## Given text
= = = = =
1. Chapter 9: Opioid Analgesics
Presented by:
Steffani and Katie

2. Location of opioid receptors in the brain and in the brain stem:
Thalamus
Brain Stem
Limbic System

3. How are pain impulses modulated as they enter the spinal cord?
The pain impulses can be modulated by one of 2 pathways by activating pain-inhibitory systems. Both systems activate norepinephrine and serotonin – releasing neurons in the spinal cord which inhibits the release of transmitters for pain neurons.

4. Substance P:
A neuropeptide (amino-acid chain) that is a pain-signaling neurotransmitter.
It is influenced by narcotic analgesics by inhibiting the release of Substance P presynaptically.

5. Effects of Endorphins:
To inhibit the release of transmitters from primary afferent (nociceptive) pain neurons.

6. What is?
Opioid Agonist: Drug that has an affinity for cell receptors to induce changes in the cell characteristics of the natural ligand for that receptor. Example: Morphine
Opioid Antagonist: Drug that has an affinity for the receptor but, once attached, has no effect other than to BLOCK the receptor from the drugs that DO cause an effect. Example: Naloxone

7. What is?
Mixed Agonist-antagonist: Drug that produces an agonist effect at one receptor and an antagonist effect at another receptor. These are useful in treating opioid dependency because they limit withdrawal symptoms to some degree.
Example: Nubain
Partial Agonist: Drug that binds to opioid receptors but has a low intrinsic activity (low efficacy). Example: Ultram

8. Why Misuse or Abuse Opioids?
Addiction is reinforced by the positive physical feelings (euphoric state, strong feeling of well-being and contentment, and lack of concern).
Provides user with an experience that the brain equates with profoundly important events like eating, drinking and sex.
Becomes an acquired drive state that permeates all aspects of human life. (See page 271)

9. Naloxone and Naltrexone
Both are pure opioid antagonists.
However, naloxone is the prototype antagonist. It must be given intravenously and has a brief duration of effectiveness (needs to be re-injected at short intervals).
Naltrexone is different in that it is orally administered and has a longer duration of effectiveness.
= = = = =
## Supplied material
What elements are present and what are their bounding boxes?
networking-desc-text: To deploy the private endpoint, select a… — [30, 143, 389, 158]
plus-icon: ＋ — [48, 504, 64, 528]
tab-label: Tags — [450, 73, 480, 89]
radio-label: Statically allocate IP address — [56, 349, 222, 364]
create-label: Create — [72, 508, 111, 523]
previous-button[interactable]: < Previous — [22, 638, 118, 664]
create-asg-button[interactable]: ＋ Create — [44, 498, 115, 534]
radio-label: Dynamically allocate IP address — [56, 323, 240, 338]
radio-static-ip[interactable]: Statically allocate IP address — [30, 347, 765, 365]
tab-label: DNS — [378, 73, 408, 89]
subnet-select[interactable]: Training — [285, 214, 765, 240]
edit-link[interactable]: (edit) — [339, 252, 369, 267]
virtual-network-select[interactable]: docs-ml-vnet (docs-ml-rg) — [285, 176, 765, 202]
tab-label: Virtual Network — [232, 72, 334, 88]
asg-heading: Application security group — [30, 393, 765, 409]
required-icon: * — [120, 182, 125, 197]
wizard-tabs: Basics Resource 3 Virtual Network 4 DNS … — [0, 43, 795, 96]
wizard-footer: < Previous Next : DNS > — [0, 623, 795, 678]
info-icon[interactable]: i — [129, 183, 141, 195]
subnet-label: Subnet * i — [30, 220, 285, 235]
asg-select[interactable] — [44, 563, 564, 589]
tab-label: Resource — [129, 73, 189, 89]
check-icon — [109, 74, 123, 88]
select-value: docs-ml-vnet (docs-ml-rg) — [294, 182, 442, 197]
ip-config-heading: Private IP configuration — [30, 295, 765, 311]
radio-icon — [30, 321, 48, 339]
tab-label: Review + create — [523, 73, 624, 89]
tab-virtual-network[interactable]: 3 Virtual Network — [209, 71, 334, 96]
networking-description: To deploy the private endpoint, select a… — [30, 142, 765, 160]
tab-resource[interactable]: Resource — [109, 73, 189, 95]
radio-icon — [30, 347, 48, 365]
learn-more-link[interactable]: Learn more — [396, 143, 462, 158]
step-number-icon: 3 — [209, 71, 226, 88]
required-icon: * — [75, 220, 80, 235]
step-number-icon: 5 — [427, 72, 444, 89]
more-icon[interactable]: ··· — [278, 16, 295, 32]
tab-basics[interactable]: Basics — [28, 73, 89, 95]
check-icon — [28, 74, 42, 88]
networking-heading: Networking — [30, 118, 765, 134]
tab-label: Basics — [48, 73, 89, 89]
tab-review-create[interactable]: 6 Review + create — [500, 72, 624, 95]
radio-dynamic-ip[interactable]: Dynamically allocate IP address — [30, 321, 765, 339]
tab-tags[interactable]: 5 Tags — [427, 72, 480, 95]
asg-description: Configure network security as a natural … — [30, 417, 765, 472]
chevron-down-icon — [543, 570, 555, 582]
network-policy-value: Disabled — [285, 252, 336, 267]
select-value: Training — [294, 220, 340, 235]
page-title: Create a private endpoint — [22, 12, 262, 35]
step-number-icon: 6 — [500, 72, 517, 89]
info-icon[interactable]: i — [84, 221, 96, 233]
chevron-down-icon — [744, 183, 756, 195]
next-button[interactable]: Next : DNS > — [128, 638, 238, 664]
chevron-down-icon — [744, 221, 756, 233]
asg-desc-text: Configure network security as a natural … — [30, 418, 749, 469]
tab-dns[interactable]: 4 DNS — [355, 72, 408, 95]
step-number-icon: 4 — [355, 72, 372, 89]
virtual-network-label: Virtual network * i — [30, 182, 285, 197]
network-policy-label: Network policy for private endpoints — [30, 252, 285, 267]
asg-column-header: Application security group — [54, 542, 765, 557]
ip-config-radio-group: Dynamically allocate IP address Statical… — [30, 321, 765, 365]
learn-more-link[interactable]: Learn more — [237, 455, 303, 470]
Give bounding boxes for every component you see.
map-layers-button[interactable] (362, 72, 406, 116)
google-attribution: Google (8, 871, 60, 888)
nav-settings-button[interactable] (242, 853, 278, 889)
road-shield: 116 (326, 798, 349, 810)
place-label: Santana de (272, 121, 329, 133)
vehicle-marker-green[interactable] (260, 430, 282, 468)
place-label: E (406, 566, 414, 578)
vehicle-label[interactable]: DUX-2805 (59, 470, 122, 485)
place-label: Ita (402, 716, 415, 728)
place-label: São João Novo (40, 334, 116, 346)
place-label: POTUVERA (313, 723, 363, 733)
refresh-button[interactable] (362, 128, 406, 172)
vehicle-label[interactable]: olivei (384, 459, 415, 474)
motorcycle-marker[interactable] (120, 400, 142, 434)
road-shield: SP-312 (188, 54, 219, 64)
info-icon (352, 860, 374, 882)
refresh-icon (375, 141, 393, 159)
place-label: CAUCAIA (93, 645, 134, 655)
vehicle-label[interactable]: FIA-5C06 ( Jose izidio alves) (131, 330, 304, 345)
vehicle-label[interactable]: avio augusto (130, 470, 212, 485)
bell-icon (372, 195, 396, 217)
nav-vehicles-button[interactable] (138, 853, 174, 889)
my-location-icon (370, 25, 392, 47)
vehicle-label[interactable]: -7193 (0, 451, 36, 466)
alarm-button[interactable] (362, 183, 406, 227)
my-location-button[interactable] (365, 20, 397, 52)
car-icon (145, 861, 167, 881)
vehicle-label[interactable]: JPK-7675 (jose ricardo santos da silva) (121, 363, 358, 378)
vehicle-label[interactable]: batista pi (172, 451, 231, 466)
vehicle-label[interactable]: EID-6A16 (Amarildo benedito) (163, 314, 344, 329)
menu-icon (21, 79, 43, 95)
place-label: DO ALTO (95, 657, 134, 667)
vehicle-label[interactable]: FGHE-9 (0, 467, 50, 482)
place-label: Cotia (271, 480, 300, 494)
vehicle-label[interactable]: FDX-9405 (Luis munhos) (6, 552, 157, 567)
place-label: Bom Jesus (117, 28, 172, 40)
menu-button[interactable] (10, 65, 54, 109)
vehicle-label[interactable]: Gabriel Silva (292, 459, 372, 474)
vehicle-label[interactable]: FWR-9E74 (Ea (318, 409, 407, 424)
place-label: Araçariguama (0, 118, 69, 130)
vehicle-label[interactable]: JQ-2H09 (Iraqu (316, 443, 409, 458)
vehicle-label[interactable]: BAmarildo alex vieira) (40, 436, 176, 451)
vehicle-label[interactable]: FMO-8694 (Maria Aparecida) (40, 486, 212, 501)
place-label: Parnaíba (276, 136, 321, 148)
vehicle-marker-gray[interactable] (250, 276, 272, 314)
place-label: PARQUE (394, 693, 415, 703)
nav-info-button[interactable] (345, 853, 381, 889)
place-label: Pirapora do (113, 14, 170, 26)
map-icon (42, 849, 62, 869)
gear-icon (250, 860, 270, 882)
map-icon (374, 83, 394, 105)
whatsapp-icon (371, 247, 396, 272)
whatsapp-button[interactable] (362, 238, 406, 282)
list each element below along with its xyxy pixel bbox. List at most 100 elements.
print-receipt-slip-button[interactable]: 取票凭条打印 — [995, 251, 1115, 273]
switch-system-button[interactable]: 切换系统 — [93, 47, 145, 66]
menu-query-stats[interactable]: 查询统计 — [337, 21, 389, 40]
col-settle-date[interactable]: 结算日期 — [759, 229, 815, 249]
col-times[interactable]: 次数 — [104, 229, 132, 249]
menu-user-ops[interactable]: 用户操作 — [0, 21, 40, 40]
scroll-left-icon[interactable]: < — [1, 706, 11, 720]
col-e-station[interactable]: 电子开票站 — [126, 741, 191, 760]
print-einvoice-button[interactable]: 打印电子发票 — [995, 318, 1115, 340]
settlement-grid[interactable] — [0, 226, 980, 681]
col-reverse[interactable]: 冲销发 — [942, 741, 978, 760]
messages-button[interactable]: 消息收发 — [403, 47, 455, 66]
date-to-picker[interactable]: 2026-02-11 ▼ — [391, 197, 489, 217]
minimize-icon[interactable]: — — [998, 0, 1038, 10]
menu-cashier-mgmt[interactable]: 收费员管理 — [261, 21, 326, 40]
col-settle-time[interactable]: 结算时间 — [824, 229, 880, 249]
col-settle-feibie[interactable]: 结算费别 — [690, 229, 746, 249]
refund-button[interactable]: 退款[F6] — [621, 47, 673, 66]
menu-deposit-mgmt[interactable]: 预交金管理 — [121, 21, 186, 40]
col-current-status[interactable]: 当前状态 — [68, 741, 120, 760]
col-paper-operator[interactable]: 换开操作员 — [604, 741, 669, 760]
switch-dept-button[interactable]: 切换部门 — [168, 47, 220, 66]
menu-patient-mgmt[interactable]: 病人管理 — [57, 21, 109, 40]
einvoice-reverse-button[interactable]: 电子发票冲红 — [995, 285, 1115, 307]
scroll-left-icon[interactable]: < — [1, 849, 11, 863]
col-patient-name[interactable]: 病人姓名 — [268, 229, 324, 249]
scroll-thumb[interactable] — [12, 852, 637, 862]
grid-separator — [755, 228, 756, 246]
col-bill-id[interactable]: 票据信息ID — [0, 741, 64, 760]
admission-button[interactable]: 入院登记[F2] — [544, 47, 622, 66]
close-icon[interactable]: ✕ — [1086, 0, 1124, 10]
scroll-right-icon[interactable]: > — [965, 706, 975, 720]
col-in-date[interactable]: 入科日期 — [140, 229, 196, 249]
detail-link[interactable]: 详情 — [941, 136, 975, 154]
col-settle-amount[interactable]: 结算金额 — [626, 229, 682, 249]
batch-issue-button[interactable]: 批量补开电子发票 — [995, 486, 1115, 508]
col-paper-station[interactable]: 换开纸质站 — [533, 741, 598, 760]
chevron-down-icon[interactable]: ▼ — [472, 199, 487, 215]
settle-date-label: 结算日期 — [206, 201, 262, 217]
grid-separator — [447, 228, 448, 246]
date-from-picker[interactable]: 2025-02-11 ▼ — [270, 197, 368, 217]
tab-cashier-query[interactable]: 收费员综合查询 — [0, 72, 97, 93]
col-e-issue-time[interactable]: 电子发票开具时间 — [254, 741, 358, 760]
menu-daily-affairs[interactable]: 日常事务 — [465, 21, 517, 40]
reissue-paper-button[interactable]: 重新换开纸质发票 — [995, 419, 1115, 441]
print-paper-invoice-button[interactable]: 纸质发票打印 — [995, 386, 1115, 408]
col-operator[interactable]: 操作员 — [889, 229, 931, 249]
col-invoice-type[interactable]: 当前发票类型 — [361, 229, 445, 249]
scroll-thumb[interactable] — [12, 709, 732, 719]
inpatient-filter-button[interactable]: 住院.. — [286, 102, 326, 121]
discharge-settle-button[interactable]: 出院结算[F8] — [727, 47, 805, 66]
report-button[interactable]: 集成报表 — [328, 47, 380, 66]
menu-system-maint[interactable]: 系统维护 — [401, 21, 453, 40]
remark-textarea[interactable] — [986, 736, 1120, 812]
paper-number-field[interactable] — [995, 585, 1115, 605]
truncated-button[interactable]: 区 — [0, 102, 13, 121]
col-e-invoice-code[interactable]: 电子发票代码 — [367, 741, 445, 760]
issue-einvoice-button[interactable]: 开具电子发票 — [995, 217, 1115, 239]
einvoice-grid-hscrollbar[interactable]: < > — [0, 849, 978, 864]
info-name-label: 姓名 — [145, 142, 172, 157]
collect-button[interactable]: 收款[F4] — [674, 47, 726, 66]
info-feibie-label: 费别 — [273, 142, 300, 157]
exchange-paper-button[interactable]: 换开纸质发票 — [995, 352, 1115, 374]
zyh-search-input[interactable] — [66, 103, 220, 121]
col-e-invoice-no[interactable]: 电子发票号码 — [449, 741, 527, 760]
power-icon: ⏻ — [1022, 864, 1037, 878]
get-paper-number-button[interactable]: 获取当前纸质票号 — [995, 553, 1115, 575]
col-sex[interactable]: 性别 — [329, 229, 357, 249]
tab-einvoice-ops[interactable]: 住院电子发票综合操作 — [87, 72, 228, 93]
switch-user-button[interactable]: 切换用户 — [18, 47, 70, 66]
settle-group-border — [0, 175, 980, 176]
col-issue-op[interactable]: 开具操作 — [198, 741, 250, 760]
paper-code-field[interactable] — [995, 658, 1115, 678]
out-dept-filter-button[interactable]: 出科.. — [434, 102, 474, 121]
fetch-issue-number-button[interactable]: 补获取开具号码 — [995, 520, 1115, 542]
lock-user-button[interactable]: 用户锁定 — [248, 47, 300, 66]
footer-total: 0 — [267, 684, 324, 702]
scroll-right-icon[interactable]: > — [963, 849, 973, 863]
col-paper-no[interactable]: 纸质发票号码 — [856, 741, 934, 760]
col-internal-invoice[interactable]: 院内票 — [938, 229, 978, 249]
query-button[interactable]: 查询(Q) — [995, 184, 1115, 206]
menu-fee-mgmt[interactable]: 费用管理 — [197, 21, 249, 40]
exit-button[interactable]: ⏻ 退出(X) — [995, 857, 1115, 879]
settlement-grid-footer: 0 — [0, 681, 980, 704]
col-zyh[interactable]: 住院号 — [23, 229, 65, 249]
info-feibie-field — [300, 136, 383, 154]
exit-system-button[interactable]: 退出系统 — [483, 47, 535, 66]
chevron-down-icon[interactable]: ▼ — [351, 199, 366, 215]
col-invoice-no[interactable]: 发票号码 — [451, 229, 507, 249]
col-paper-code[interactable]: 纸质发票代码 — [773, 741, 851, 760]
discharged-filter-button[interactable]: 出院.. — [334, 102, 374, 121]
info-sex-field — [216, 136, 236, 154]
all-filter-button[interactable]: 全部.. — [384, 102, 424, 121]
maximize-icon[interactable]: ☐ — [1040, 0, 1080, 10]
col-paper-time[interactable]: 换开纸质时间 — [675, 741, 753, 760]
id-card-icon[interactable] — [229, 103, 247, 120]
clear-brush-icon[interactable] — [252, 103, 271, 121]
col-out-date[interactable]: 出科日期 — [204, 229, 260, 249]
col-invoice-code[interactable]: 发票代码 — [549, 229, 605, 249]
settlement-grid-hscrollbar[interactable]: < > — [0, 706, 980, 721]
= = = = =
## Explore the material
- 1) In the opioid analgesics slides, by what route must naloxone be given?
- 2) Print the stretch of the opioid analgesics slides from "7. What is?" through "lack of concern).".
- 3) Carry on the opioid analgesics slides from the point where they stop.

## Answers
- 1) Intravenously.

- 2)
7. What is?
Mixed Agonist-antagonist: Drug that produces an agonist effect at one receptor and an antagonist effect at another receptor. These are useful in treating opioid dependency because they limit withdrawal symptoms to some degree.
Example: Nubain
Partial Agonist: Drug that binds to opioid receptors but has a low intrinsic activity (low efficacy). Example: Ultram

8. Why Misuse or Abuse Opioids?
Addiction is reinforced by the positive physical feelings (euphoric state, strong feeling of well-being and contentment, and lack of concern).

- 3)
Naltrexone is indicated for use in the treatment of alcohol abuse.

10. Handling and Treating Opioid Dependency:
RAAD: Rapid, Anesthesia-aided Detoxification: Administering an opioid antagonist while patient is under general anesthesia. This procedure cycles at which time the withdrawal symptoms are blunted (the idea is to detoxify a patient while unconscious).
2. Use naltrexone, methadone or LAAM (levo-alpha acetylmethadol) to reduce opioid cravings paired with supportive psychotherapy to address underling causes of addiction and prevent relapse. Also, psychotherapy is needed to treat comorbid psychological disorders.

11. Thoughts for and against the existence of endogenous opioid peptides (endorphins) that serve as natural opioids.
We believe they exist as natural analgesics that dampen pain and influence emotions.
Katie personally experienced this effect during distance running and childbirth.

12. Buprenorphine:
A semisynthetic, partial agonist opioid with long lasting analgesic properties.
It has a potential use as a substitute for methadone or a step down drug from methadone for the detoxification and maintenance of opioid users.

13. Options in the pharmacological management of opioid withdrawal and the prevention of relapse: Data support lifelong opioid maintenance as a treatment option since the rate-of return to illicit opioid use is significant despite treatment interventions.